Stored records:

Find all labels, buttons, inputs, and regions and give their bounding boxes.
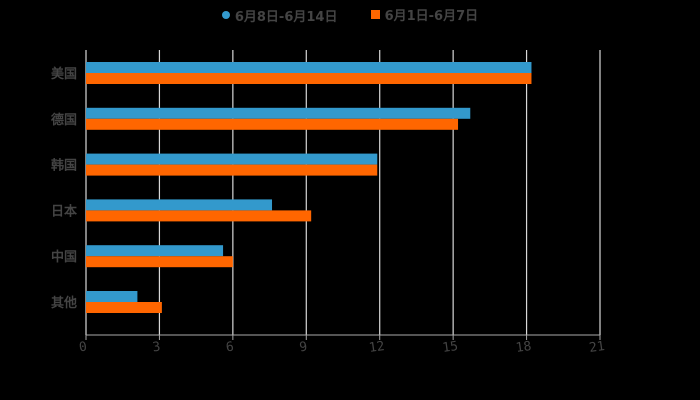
x-tick-label: 3 <box>152 340 162 356</box>
x-tick-label: 9 <box>298 340 308 356</box>
legend-item-week2[interactable]: 6月8日-6月14日 <box>221 6 338 25</box>
x-tick-label: 12 <box>368 339 386 356</box>
bar[interactable] <box>86 199 273 211</box>
legend-label: 6月1日-6月7日 <box>384 9 479 24</box>
bar[interactable] <box>86 302 162 313</box>
x-tick-label: 6 <box>225 340 235 356</box>
bar[interactable] <box>86 153 378 165</box>
bar[interactable] <box>86 118 459 130</box>
bar[interactable] <box>86 245 224 257</box>
bar[interactable] <box>86 256 233 268</box>
bar[interactable] <box>86 107 471 119</box>
bar[interactable] <box>86 62 532 73</box>
x-tick-label: 0 <box>78 340 88 356</box>
legend-square-icon <box>370 10 380 19</box>
legend-item-week1[interactable]: 6月1日-6月7日 <box>370 5 479 24</box>
bar[interactable] <box>86 164 378 176</box>
y-category-label: 日本 <box>51 203 77 219</box>
y-category-label: 德国 <box>51 112 77 128</box>
chart-legend: 6月8日-6月14日 6月1日-6月7日 <box>0 4 700 25</box>
x-tick-label: 21 <box>588 339 606 356</box>
bar[interactable] <box>86 291 138 302</box>
x-tick-label: 15 <box>441 339 459 356</box>
y-category-label: 其他 <box>51 295 77 311</box>
x-tick-label: 18 <box>515 339 533 356</box>
y-category-label: 中国 <box>51 249 77 265</box>
bar[interactable] <box>86 210 312 222</box>
bar[interactable] <box>86 73 532 84</box>
legend-label: 6月8日-6月14日 <box>234 9 338 25</box>
y-category-label: 韩国 <box>51 158 77 174</box>
y-category-label: 美国 <box>51 66 77 82</box>
legend-circle-icon <box>221 11 230 19</box>
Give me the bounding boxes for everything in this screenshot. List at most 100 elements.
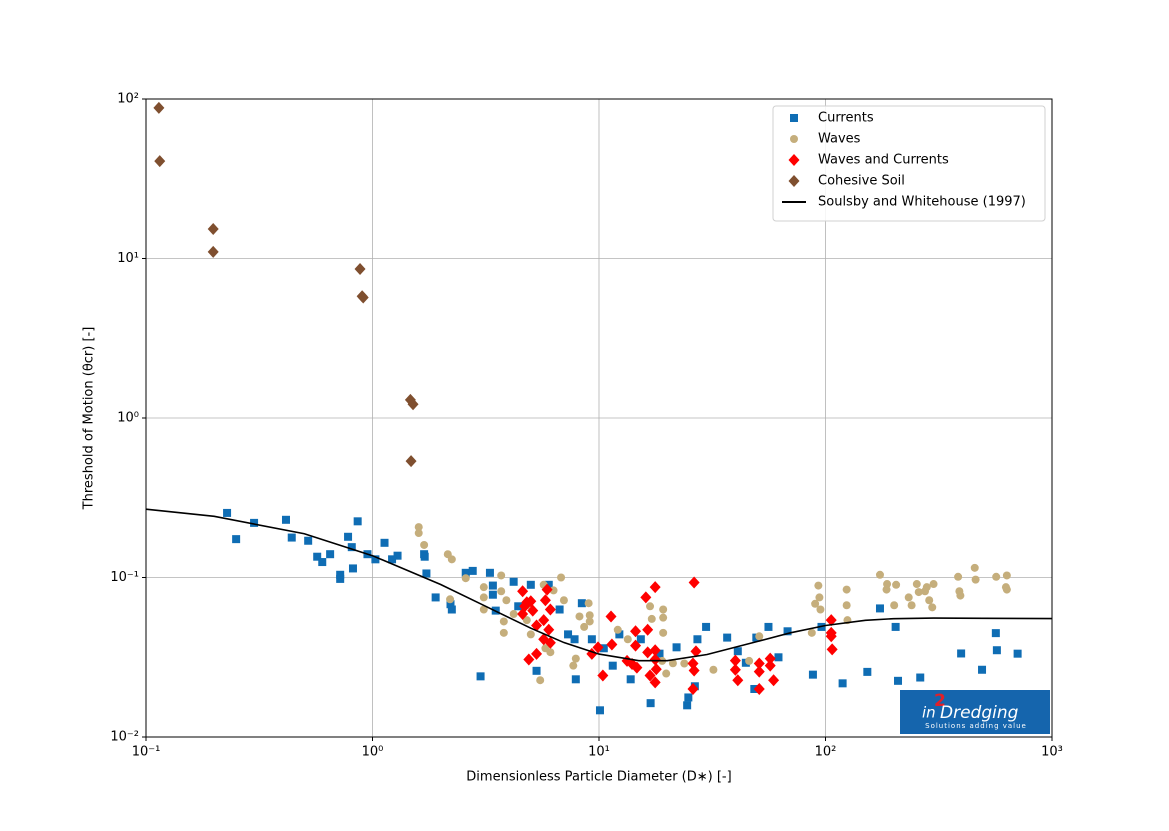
- point: [892, 580, 901, 589]
- legend-box: [772, 105, 1046, 222]
- point: [538, 614, 550, 627]
- point: [509, 610, 518, 619]
- x-tick-label: 10³: [1041, 745, 1063, 760]
- point: [446, 595, 455, 604]
- point: [514, 602, 523, 611]
- point: [992, 572, 1001, 581]
- point: [608, 661, 617, 670]
- point: [816, 605, 825, 614]
- point: [485, 568, 494, 577]
- point: [250, 518, 259, 527]
- point: [764, 652, 776, 665]
- point: [688, 664, 700, 677]
- point: [523, 653, 535, 666]
- point: [479, 583, 488, 592]
- point: [650, 663, 662, 676]
- legend-marker: [790, 135, 798, 143]
- point: [842, 585, 851, 594]
- point: [539, 594, 551, 607]
- point: [753, 682, 765, 695]
- point: [928, 603, 937, 612]
- point: [644, 669, 656, 682]
- point: [153, 101, 165, 114]
- point: [723, 633, 732, 642]
- point: [580, 622, 589, 631]
- x-tick-label: 10¹: [588, 745, 610, 760]
- x-tick-label: 10⁻¹: [132, 745, 161, 760]
- logo: in 2 Dredging Solutions adding value: [900, 690, 1050, 734]
- point: [468, 566, 477, 575]
- point: [825, 614, 837, 627]
- point: [623, 635, 632, 644]
- point: [592, 641, 604, 654]
- point: [461, 568, 470, 577]
- point: [585, 611, 594, 620]
- point: [863, 667, 872, 676]
- point: [531, 619, 543, 632]
- point: [921, 587, 930, 596]
- point: [912, 580, 921, 589]
- point: [577, 599, 586, 608]
- point: [544, 580, 553, 589]
- point: [541, 583, 553, 596]
- point: [914, 588, 923, 597]
- point: [929, 580, 938, 589]
- point: [688, 576, 700, 589]
- point: [420, 540, 429, 549]
- point: [825, 630, 837, 643]
- point: [502, 596, 511, 605]
- point: [957, 649, 966, 658]
- point: [564, 630, 573, 639]
- point: [745, 656, 754, 665]
- point: [971, 575, 980, 584]
- point: [544, 636, 556, 649]
- point: [304, 536, 313, 545]
- curve: [145, 508, 1053, 662]
- point: [768, 674, 780, 687]
- point: [636, 635, 645, 644]
- point: [357, 291, 369, 304]
- point: [544, 603, 556, 616]
- point: [672, 643, 681, 652]
- point: [446, 600, 455, 609]
- logo-tagline: Solutions adding value: [925, 722, 1027, 730]
- point: [405, 455, 417, 468]
- point: [655, 649, 664, 658]
- point: [1002, 585, 1011, 594]
- point: [154, 155, 166, 168]
- marks: [145, 101, 1053, 715]
- point: [783, 627, 792, 636]
- point: [978, 665, 987, 674]
- point: [680, 659, 689, 668]
- point: [808, 670, 817, 679]
- point: [659, 613, 668, 622]
- logo-box: [900, 690, 1050, 734]
- point: [517, 585, 529, 598]
- point: [313, 552, 322, 561]
- point: [662, 669, 671, 678]
- point: [353, 517, 362, 526]
- point: [811, 599, 820, 608]
- logo-prefix: in: [922, 704, 936, 722]
- point: [587, 635, 596, 644]
- legend: Currents Waves Waves and Currents Cohesive …: [772, 105, 1046, 222]
- point: [690, 645, 702, 658]
- point: [606, 638, 618, 651]
- point: [536, 676, 545, 685]
- legend-marker: [790, 114, 798, 122]
- point: [347, 543, 356, 552]
- y-axis-label: Threshold of Motion (θcr) [-]: [82, 327, 97, 511]
- point: [569, 661, 578, 670]
- point: [557, 573, 566, 582]
- point: [595, 706, 604, 715]
- point: [904, 593, 913, 602]
- point: [683, 701, 692, 710]
- point: [207, 245, 219, 258]
- point: [642, 623, 654, 636]
- point: [287, 533, 296, 542]
- point: [646, 602, 655, 611]
- point: [543, 623, 555, 636]
- point: [488, 590, 497, 599]
- y-tick-label: 10⁻²: [110, 730, 139, 745]
- point: [649, 644, 661, 657]
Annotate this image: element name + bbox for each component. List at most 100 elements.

Work to do: Copy the part above that opens with the line containing "x-tick-label: 3 <box>152 340 162 356</box>" and closes with the line containing "bar[interactable] <box>86 153 378 165</box>", both of those lines included, keeping every line unchanged.

Full output:
x-tick-label: 3 <box>152 340 162 356</box>
x-tick-label: 9 <box>298 340 308 356</box>
legend-item-week2[interactable]: 6月8日-6月14日 <box>221 6 338 25</box>
x-tick-label: 12 <box>368 339 386 356</box>
bar[interactable] <box>86 199 273 211</box>
legend-label: 6月1日-6月7日 <box>384 9 479 24</box>
bar[interactable] <box>86 302 162 313</box>
x-tick-label: 6 <box>225 340 235 356</box>
bar[interactable] <box>86 153 378 165</box>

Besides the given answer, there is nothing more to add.